- _Task prompt_:
Tally the lines in the listing below that contain "direction" and report the tally alone.

- _Information shown_:
--------------------------------------------------

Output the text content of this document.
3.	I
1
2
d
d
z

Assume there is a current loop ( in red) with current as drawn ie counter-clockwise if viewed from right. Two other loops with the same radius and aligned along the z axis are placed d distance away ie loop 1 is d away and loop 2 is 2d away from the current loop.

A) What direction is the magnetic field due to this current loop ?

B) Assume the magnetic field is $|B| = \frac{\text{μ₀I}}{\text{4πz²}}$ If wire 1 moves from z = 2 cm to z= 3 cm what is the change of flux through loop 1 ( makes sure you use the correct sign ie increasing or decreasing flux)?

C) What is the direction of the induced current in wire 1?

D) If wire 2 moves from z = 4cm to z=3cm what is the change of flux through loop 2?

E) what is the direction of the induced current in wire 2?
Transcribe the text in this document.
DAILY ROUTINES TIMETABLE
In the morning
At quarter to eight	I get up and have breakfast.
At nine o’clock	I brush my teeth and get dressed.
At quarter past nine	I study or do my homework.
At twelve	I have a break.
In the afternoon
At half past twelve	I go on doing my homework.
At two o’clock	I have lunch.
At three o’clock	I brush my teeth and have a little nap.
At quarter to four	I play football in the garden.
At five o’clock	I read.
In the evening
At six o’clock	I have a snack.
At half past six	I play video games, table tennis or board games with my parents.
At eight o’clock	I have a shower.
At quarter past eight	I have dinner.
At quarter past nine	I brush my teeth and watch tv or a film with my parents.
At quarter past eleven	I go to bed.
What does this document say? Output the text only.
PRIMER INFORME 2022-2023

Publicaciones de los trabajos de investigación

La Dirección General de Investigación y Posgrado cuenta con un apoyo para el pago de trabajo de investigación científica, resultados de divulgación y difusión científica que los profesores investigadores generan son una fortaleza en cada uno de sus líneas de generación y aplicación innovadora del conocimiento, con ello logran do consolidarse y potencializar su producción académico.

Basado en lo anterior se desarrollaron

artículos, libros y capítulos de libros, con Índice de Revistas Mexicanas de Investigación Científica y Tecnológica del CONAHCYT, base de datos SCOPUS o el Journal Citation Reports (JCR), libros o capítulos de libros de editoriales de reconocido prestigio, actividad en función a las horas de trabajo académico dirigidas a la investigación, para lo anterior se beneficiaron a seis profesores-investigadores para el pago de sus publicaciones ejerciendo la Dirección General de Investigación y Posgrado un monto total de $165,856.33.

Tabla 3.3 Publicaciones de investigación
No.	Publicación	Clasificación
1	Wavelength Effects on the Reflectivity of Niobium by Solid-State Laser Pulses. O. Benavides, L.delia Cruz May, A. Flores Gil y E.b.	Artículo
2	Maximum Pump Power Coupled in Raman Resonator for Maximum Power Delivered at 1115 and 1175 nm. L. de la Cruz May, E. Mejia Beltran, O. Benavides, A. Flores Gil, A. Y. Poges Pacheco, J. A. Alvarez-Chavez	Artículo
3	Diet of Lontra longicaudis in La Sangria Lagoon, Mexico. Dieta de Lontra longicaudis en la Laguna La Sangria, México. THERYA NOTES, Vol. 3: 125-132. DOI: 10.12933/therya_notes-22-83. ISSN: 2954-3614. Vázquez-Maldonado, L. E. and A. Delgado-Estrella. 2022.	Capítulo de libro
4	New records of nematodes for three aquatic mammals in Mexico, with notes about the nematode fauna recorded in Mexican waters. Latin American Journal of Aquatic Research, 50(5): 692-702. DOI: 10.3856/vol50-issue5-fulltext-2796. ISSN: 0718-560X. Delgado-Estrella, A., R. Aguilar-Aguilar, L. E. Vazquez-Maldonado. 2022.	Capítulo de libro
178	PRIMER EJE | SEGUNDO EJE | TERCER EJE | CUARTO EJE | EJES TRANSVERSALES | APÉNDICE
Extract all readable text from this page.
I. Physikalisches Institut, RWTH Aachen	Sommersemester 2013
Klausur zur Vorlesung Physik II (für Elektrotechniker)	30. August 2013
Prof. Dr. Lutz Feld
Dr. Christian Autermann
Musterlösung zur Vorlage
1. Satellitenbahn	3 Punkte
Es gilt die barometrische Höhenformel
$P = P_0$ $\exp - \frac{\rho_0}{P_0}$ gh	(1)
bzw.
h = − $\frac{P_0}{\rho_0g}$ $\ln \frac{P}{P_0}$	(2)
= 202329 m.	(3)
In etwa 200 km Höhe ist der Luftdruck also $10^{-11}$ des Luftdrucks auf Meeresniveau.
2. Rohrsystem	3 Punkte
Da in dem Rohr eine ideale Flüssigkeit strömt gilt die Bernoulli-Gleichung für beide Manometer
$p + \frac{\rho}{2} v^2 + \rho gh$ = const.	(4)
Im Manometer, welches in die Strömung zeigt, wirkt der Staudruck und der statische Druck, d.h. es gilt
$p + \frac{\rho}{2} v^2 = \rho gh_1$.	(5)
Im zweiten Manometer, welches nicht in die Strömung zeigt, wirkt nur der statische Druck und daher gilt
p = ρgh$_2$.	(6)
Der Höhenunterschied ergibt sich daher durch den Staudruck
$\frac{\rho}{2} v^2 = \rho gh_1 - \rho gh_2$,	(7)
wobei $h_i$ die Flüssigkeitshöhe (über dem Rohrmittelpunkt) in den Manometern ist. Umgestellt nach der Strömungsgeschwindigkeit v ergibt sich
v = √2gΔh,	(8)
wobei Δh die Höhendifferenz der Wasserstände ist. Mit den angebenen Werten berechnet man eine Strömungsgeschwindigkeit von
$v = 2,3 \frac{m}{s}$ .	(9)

--------------------------------------------------

- _Worked solution_:
3